* _Stated problem_:
Search the material and gather each line with "this" in it.

= = =

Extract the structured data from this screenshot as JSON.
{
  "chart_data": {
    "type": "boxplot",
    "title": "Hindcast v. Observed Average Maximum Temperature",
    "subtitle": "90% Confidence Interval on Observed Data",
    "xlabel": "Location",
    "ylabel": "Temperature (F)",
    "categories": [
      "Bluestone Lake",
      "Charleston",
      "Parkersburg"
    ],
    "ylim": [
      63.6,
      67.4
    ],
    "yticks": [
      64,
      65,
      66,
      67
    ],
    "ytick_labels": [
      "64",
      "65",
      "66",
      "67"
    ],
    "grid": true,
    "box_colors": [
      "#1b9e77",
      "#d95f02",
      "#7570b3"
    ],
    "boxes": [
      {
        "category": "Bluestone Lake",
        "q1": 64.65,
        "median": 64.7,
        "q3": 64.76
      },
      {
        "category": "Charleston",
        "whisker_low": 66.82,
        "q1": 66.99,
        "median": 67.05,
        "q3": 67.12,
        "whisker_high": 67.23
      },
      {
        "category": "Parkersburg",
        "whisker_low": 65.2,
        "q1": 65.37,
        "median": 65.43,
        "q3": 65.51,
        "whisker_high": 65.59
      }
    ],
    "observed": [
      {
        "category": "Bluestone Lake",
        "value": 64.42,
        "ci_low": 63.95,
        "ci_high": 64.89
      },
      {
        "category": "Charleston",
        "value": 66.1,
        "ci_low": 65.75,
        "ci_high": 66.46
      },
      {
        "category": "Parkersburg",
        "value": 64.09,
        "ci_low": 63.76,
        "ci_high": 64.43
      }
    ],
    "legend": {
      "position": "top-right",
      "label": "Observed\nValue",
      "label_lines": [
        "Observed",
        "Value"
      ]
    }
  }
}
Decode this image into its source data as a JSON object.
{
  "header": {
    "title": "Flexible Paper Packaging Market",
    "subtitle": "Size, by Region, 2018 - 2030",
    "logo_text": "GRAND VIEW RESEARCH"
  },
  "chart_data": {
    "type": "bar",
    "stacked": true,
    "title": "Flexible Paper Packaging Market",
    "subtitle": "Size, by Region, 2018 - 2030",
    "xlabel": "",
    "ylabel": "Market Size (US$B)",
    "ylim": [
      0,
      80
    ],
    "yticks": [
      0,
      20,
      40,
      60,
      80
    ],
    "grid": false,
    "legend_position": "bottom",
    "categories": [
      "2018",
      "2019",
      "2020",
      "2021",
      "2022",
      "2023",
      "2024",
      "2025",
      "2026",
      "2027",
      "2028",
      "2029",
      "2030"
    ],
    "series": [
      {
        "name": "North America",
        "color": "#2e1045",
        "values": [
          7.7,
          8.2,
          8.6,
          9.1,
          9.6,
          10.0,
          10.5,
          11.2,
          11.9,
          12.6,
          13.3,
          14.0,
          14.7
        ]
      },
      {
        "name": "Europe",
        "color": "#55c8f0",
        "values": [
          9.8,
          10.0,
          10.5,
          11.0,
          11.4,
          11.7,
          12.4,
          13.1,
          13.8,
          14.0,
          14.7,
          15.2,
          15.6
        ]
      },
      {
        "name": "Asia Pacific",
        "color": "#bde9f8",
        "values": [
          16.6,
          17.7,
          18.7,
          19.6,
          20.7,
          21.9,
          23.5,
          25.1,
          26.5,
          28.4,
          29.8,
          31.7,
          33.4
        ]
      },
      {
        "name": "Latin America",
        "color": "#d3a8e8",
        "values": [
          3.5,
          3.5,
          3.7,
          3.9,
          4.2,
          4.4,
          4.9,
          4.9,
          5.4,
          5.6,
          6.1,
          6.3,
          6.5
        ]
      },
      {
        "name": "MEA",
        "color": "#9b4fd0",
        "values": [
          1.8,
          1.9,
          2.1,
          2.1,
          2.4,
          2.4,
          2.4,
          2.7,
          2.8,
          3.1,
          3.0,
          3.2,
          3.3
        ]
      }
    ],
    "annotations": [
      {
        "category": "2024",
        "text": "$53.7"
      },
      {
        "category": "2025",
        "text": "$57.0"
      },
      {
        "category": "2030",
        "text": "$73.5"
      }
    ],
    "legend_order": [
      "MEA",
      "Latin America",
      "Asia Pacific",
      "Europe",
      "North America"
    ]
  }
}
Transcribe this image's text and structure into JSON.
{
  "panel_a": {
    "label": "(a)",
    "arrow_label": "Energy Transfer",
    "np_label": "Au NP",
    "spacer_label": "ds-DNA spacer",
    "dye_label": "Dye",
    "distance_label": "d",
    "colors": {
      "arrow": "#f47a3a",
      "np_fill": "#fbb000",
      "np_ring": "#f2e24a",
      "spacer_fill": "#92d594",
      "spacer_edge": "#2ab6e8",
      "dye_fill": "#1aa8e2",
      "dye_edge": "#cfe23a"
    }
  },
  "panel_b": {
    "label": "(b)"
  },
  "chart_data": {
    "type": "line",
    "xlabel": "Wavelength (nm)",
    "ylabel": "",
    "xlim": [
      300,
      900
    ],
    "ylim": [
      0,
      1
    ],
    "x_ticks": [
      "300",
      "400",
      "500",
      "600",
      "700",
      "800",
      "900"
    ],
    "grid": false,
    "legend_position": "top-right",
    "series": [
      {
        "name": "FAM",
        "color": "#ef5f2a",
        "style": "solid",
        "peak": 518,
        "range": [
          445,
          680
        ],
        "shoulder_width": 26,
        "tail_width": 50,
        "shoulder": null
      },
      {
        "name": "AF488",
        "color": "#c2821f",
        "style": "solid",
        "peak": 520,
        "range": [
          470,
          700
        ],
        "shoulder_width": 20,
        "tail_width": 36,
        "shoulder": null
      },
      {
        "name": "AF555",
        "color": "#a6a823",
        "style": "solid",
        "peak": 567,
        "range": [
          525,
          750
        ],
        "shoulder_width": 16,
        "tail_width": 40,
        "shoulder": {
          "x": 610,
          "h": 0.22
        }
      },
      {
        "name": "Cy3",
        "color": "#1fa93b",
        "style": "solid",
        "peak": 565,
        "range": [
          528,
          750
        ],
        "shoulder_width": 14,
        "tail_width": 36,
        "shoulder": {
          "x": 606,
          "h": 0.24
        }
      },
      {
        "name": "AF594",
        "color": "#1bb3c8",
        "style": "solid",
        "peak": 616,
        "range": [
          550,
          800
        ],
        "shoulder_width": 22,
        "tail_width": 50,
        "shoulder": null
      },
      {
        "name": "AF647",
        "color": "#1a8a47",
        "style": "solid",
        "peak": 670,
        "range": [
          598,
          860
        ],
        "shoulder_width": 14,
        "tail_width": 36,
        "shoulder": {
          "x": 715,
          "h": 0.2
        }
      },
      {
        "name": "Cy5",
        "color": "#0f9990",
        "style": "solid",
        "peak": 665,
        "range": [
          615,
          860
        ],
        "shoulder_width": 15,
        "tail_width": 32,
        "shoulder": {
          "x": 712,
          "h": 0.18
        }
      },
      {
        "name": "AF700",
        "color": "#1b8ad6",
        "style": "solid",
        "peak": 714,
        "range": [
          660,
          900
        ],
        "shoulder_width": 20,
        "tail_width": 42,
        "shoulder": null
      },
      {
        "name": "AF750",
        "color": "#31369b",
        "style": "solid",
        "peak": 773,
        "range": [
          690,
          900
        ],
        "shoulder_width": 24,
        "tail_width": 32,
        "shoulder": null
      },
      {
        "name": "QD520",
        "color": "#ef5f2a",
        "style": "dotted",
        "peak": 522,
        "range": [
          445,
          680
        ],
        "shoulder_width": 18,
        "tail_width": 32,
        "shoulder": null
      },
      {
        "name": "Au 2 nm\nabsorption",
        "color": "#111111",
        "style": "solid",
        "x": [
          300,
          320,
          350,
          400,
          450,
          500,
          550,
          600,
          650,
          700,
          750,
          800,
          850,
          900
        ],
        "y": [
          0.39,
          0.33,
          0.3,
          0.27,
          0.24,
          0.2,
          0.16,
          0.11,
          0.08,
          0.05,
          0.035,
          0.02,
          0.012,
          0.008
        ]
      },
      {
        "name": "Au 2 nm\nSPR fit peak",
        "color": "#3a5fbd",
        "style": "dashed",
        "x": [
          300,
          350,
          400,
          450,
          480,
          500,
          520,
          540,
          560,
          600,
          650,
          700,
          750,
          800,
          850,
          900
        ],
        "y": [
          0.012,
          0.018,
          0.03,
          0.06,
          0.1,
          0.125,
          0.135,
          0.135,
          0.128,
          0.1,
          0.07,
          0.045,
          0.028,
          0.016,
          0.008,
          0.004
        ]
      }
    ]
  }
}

= = =

* _Solution to the exercise_:
Extract the structured data from this screenshot as JSON.
Decode this image into its source data as a JSON object.
Transcribe this image's text and structure into JSON.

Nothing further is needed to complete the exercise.